(Entries from a dataset)

··········

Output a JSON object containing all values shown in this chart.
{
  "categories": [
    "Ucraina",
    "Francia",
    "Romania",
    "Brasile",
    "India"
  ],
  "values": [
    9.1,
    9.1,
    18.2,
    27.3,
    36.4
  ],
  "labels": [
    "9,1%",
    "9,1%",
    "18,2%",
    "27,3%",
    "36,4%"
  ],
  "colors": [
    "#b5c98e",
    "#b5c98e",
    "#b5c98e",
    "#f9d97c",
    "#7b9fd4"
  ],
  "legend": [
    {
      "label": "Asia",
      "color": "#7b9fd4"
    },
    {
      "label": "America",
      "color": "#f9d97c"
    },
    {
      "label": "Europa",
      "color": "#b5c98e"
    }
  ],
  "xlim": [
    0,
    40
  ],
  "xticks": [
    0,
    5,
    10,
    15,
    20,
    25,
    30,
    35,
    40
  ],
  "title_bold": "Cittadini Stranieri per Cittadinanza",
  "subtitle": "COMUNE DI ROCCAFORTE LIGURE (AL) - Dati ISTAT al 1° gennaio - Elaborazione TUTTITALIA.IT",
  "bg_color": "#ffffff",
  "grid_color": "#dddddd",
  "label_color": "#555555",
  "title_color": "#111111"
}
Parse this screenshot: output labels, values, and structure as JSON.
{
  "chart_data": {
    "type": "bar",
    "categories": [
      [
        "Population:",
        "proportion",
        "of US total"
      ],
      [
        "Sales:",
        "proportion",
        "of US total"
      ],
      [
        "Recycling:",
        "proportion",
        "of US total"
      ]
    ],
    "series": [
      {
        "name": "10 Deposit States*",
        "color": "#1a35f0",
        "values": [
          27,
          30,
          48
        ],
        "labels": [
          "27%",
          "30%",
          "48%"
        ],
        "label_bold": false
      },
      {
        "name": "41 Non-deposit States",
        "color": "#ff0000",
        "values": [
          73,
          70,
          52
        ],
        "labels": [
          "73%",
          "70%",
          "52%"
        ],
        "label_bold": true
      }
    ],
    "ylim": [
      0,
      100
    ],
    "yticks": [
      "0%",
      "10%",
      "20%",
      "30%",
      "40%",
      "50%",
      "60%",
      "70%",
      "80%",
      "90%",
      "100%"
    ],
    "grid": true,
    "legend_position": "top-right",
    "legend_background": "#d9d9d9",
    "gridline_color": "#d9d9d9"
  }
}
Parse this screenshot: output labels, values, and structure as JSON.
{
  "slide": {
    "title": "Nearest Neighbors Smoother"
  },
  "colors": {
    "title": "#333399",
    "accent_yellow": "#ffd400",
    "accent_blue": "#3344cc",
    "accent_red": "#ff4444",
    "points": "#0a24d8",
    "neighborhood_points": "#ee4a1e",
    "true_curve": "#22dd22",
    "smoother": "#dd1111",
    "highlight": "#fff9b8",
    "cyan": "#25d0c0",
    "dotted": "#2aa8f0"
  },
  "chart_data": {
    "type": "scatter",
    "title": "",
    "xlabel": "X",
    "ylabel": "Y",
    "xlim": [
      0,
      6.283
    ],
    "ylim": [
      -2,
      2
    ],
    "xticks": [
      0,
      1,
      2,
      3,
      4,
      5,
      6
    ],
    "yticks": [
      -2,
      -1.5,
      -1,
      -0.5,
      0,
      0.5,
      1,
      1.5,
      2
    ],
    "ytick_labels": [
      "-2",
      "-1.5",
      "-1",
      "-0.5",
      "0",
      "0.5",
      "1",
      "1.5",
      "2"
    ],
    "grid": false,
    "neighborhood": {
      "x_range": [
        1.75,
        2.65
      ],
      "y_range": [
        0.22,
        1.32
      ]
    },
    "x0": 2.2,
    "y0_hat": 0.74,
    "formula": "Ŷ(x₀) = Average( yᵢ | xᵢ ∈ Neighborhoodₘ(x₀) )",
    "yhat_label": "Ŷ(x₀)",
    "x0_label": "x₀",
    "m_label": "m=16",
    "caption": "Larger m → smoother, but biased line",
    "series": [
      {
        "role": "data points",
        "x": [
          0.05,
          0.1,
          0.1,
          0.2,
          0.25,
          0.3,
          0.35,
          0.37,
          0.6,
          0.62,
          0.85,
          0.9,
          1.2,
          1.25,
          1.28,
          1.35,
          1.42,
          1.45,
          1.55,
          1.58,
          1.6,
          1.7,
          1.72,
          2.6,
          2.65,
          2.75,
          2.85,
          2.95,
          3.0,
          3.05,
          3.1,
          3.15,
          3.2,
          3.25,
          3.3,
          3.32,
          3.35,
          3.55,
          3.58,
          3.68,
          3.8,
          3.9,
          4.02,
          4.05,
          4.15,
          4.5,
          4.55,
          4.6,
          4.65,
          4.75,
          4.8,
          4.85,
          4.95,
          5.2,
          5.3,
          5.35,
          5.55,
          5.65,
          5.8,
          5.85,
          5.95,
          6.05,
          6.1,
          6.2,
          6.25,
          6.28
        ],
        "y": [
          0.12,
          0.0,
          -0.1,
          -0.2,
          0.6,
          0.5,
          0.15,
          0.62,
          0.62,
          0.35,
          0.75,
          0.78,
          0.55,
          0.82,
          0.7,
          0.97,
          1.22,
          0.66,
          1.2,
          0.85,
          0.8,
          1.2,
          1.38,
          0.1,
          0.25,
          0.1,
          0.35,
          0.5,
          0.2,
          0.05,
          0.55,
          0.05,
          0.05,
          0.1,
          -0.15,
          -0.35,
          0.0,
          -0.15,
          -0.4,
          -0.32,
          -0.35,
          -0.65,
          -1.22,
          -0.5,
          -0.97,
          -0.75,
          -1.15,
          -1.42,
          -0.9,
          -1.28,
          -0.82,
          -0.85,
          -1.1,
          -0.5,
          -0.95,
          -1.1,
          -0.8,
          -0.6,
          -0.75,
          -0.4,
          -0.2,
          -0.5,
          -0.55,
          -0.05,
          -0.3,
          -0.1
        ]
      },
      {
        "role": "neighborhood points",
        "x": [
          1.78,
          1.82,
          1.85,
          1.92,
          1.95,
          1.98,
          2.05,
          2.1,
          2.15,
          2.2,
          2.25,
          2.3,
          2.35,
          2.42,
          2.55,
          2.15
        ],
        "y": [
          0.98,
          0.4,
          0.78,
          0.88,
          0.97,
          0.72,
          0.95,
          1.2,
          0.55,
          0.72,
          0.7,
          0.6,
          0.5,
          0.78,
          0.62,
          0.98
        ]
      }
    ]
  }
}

··········

**Exercise:**
Write out the data exactly as it stands.

**Result below:**
Output a JSON object containing all values shown in this chart.
{
  "categories": [
    "Ucraina",
    "Francia",
    "Romania",
    "Brasile",
    "India"
  ],
  "values": [
    9.1,
    9.1,
    18.2,
    27.3,
    36.4
  ],
  "labels": [
    "9,1%",
    "9,1%",
    "18,2%",
    "27,3%",
    "36,4%"
  ],
  "colors": [
    "#b5c98e",
    "#b5c98e",
    "#b5c98e",
    "#f9d97c",
    "#7b9fd4"
  ],
  "legend": [
    {
      "label": "Asia",
      "color": "#7b9fd4"
    },
    {
      "label": "America",
      "color": "#f9d97c"
    },
    {
      "label": "Europa",
      "color": "#b5c98e"
    }
  ],
  "xlim": [
    0,
    40
  ],
  "xticks": [
    0,
    5,
    10,
    15,
    20,
    25,
    30,
    35,
    40
  ],
  "title_bold": "Cittadini Stranieri per Cittadinanza",
  "subtitle": "COMUNE DI ROCCAFORTE LIGURE (AL) - Dati ISTAT al 1° gennaio - Elaborazione TUTTITALIA.IT",
  "bg_color": "#ffffff",
  "grid_color": "#dddddd",
  "label_color": "#555555",
  "title_color": "#111111"
}
Parse this screenshot: output labels, values, and structure as JSON.
{
  "chart_data": {
    "type": "bar",
    "categories": [
      [
        "Population:",
        "proportion",
        "of US total"
      ],
      [
        "Sales:",
        "proportion",
        "of US total"
      ],
      [
        "Recycling:",
        "proportion",
        "of US total"
      ]
    ],
    "series": [
      {
        "name": "10 Deposit States*",
        "color": "#1a35f0",
        "values": [
          27,
          30,
          48
        ],
        "labels": [
          "27%",
          "30%",
          "48%"
        ],
        "label_bold": false
      },
      {
        "name": "41 Non-deposit States",
        "color": "#ff0000",
        "values": [
          73,
          70,
          52
        ],
        "labels": [
          "73%",
          "70%",
          "52%"
        ],
        "label_bold": true
      }
    ],
    "ylim": [
      0,
      100
    ],
    "yticks": [
      "0%",
      "10%",
      "20%",
      "30%",
      "40%",
      "50%",
      "60%",
      "70%",
      "80%",
      "90%",
      "100%"
    ],
    "grid": true,
    "legend_position": "top-right",
    "legend_background": "#d9d9d9",
    "gridline_color": "#d9d9d9"
  }
}
Parse this screenshot: output labels, values, and structure as JSON.
{
  "slide": {
    "title": "Nearest Neighbors Smoother"
  },
  "colors": {
    "title": "#333399",
    "accent_yellow": "#ffd400",
    "accent_blue": "#3344cc",
    "accent_red": "#ff4444",
    "points": "#0a24d8",
    "neighborhood_points": "#ee4a1e",
    "true_curve": "#22dd22",
    "smoother": "#dd1111",
    "highlight": "#fff9b8",
    "cyan": "#25d0c0",
    "dotted": "#2aa8f0"
  },
  "chart_data": {
    "type": "scatter",
    "title": "",
    "xlabel": "X",
    "ylabel": "Y",
    "xlim": [
      0,
      6.283
    ],
    "ylim": [
      -2,
      2
    ],
    "xticks": [
      0,
      1,
      2,
      3,
      4,
      5,
      6
    ],
    "yticks": [
      -2,
      -1.5,
      -1,
      -0.5,
      0,
      0.5,
      1,
      1.5,
      2
    ],
    "ytick_labels": [
      "-2",
      "-1.5",
      "-1",
      "-0.5",
      "0",
      "0.5",
      "1",
      "1.5",
      "2"
    ],
    "grid": false,
    "neighborhood": {
      "x_range": [
        1.75,
        2.65
      ],
      "y_range": [
        0.22,
        1.32
      ]
    },
    "x0": 2.2,
    "y0_hat": 0.74,
    "formula": "Ŷ(x₀) = Average( yᵢ | xᵢ ∈ Neighborhoodₘ(x₀) )",
    "yhat_label": "Ŷ(x₀)",
    "x0_label": "x₀",
    "m_label": "m=16",
    "caption": "Larger m → smoother, but biased line",
    "series": [
      {
        "role": "data points",
        "x": [
          0.05,
          0.1,
          0.1,
          0.2,
          0.25,
          0.3,
          0.35,
          0.37,
          0.6,
          0.62,
          0.85,
          0.9,
          1.2,
          1.25,
          1.28,
          1.35,
          1.42,
          1.45,
          1.55,
          1.58,
          1.6,
          1.7,
          1.72,
          2.6,
          2.65,
          2.75,
          2.85,
          2.95,
          3.0,
          3.05,
          3.1,
          3.15,
          3.2,
          3.25,
          3.3,
          3.32,
          3.35,
          3.55,
          3.58,
          3.68,
          3.8,
          3.9,
          4.02,
          4.05,
          4.15,
          4.5,
          4.55,
          4.6,
          4.65,
          4.75,
          4.8,
          4.85,
          4.95,
          5.2,
          5.3,
          5.35,
          5.55,
          5.65,
          5.8,
          5.85,
          5.95,
          6.05,
          6.1,
          6.2,
          6.25,
          6.28
        ],
        "y": [
          0.12,
          0.0,
          -0.1,
          -0.2,
          0.6,
          0.5,
          0.15,
          0.62,
          0.62,
          0.35,
          0.75,
          0.78,
          0.55,
          0.82,
          0.7,
          0.97,
          1.22,
          0.66,
          1.2,
          0.85,
          0.8,
          1.2,
          1.38,
          0.1,
          0.25,
          0.1,
          0.35,
          0.5,
          0.2,
          0.05,
          0.55,
          0.05,
          0.05,
          0.1,
          -0.15,
          -0.35,
          0.0,
          -0.15,
          -0.4,
          -0.32,
          -0.35,
          -0.65,
          -1.22,
          -0.5,
          -0.97,
          -0.75,
          -1.15,
          -1.42,
          -0.9,
          -1.28,
          -0.82,
          -0.85,
          -1.1,
          -0.5,
          -0.95,
          -1.1,
          -0.8,
          -0.6,
          -0.75,
          -0.4,
          -0.2,
          -0.5,
          -0.55,
          -0.05,
          -0.3,
          -0.1
        ]
      },
      {
        "role": "neighborhood points",
        "x": [
          1.78,
          1.82,
          1.85,
          1.92,
          1.95,
          1.98,
          2.05,
          2.1,
          2.15,
          2.2,
          2.25,
          2.3,
          2.35,
          2.42,
          2.55,
          2.15
        ],
        "y": [
          0.98,
          0.4,
          0.78,
          0.88,
          0.97,
          0.72,
          0.95,
          1.2,
          0.55,
          0.72,
          0.7,
          0.6,
          0.5,
          0.78,
          0.62,
          0.98
        ]
      }
    ]
  }
}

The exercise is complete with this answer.